Data listing:
☆ ☆ ☆

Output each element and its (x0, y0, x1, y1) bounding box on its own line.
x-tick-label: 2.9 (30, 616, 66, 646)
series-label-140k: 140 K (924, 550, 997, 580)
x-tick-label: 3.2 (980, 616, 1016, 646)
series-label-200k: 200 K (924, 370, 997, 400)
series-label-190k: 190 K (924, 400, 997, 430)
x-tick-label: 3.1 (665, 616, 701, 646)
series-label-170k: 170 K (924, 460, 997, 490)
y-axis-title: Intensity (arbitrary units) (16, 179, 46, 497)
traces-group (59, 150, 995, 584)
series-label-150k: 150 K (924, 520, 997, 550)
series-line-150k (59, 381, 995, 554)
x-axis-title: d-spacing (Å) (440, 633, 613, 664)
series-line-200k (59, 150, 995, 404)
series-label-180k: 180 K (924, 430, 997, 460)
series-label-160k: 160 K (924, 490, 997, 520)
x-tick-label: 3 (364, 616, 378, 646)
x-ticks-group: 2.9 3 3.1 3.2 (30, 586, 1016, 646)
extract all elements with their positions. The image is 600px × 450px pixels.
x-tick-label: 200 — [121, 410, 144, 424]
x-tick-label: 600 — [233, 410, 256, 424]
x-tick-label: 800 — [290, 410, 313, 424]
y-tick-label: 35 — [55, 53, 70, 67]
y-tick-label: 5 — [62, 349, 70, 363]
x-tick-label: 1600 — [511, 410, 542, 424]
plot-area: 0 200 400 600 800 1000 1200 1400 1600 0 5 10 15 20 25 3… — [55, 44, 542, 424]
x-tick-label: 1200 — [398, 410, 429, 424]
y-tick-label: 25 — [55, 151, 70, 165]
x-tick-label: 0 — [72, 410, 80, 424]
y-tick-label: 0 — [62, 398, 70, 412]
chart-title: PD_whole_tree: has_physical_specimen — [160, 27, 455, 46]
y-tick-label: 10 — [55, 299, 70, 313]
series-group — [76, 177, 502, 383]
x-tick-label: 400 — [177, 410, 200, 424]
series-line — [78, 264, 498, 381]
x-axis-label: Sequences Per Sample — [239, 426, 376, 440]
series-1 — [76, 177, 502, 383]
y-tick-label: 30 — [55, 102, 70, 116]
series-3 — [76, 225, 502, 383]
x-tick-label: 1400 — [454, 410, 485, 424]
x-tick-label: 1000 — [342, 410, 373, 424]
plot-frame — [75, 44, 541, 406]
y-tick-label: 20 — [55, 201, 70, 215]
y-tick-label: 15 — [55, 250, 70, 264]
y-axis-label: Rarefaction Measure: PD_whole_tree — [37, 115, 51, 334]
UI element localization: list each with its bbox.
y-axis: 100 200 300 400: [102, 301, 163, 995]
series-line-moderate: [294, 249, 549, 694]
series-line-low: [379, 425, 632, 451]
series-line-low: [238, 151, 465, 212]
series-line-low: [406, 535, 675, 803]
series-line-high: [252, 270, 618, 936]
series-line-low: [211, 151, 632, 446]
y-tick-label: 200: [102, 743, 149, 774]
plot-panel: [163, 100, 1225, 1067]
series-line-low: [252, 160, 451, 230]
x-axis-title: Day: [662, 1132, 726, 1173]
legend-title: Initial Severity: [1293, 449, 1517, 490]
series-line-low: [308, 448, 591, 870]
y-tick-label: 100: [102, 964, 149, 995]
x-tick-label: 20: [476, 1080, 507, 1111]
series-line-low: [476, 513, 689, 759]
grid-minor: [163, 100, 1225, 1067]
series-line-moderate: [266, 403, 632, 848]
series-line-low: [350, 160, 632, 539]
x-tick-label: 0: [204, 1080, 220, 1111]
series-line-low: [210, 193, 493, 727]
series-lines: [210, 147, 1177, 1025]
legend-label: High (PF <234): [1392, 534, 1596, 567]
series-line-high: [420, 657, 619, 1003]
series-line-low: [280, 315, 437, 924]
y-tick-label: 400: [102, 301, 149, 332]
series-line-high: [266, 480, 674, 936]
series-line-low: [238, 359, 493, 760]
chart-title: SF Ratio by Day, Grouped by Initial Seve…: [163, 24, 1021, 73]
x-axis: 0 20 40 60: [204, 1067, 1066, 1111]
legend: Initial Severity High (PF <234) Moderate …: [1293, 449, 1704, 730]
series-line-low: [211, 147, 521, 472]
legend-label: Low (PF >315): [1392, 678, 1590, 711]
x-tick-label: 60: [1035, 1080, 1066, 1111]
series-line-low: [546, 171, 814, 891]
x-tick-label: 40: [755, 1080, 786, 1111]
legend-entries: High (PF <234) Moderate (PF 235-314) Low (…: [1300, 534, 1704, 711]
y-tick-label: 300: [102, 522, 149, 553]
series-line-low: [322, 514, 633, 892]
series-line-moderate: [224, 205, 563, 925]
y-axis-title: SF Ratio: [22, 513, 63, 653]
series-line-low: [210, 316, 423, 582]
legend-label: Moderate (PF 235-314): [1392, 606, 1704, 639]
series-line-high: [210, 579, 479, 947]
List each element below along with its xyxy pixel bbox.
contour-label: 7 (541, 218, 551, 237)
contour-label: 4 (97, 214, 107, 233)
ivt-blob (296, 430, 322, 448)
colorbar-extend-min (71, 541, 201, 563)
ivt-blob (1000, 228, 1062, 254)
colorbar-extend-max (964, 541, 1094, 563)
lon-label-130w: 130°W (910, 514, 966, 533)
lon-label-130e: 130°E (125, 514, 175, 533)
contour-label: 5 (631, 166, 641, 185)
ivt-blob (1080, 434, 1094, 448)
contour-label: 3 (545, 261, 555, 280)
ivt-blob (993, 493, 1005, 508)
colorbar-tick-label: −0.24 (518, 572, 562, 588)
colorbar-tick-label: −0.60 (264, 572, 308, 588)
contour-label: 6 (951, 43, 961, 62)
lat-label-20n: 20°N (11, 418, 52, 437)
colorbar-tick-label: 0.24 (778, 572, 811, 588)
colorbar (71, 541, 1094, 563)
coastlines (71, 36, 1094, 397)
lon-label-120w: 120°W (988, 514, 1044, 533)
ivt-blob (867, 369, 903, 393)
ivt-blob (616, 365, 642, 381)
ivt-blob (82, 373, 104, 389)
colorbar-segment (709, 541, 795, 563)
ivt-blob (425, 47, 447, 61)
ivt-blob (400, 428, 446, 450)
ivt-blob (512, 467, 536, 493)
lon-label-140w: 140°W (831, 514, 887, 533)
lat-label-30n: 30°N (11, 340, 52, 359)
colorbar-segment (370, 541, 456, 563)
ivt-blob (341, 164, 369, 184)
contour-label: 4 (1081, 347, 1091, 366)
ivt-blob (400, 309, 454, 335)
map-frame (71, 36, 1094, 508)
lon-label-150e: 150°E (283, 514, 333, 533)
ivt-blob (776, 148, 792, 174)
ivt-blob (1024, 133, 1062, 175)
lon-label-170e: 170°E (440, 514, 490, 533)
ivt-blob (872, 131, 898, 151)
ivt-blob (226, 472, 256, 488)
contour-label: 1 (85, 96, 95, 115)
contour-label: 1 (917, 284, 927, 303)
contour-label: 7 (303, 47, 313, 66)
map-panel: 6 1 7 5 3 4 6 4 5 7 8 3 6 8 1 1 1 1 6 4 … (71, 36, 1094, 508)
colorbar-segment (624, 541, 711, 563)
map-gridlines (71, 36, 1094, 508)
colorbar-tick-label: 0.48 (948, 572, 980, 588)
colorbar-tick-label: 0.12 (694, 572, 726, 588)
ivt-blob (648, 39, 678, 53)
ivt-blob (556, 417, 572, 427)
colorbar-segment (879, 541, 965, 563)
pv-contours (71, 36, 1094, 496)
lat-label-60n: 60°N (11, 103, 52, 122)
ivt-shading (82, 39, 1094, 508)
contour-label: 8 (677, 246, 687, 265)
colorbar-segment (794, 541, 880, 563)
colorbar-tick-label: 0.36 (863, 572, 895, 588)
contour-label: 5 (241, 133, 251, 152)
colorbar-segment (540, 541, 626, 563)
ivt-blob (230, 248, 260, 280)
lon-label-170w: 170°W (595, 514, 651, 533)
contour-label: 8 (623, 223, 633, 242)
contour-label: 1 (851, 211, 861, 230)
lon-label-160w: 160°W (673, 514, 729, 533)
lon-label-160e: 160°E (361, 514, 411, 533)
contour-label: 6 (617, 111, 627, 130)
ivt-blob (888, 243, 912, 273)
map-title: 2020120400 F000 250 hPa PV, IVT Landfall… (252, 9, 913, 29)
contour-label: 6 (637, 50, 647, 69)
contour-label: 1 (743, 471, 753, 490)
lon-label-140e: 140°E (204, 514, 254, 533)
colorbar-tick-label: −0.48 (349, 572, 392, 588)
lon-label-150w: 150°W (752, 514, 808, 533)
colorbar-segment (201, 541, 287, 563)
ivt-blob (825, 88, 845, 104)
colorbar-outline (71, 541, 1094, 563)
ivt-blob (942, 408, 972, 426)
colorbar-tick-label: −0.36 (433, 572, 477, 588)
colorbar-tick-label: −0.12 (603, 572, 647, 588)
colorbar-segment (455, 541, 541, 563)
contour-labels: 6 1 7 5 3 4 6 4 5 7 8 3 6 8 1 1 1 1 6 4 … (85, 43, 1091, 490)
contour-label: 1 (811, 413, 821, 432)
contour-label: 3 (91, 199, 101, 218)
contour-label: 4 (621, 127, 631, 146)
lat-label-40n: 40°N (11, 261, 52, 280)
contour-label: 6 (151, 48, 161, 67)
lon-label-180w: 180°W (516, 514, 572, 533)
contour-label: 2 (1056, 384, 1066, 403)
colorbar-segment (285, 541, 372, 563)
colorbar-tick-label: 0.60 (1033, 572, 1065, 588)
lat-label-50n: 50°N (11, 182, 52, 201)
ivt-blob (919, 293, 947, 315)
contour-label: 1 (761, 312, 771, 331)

☆ ☆ ☆

* [Task description]: Copy the lines of the data listing above exactly as they appear, starting at the beginning of the records and ending at the line that contains "x-axis-title: d-spacing (Å)".

* [Expected answer]:
Output each element and its (x0, y0, x1, y1) bounding box on its own line.
x-tick-label: 2.9 (30, 616, 66, 646)
series-label-140k: 140 K (924, 550, 997, 580)
x-tick-label: 3.2 (980, 616, 1016, 646)
series-label-200k: 200 K (924, 370, 997, 400)
series-label-190k: 190 K (924, 400, 997, 430)
x-tick-label: 3.1 (665, 616, 701, 646)
series-label-170k: 170 K (924, 460, 997, 490)
y-axis-title: Intensity (arbitrary units) (16, 179, 46, 497)
traces-group (59, 150, 995, 584)
series-label-150k: 150 K (924, 520, 997, 550)
series-line-150k (59, 381, 995, 554)
x-axis-title: d-spacing (Å) (440, 633, 613, 664)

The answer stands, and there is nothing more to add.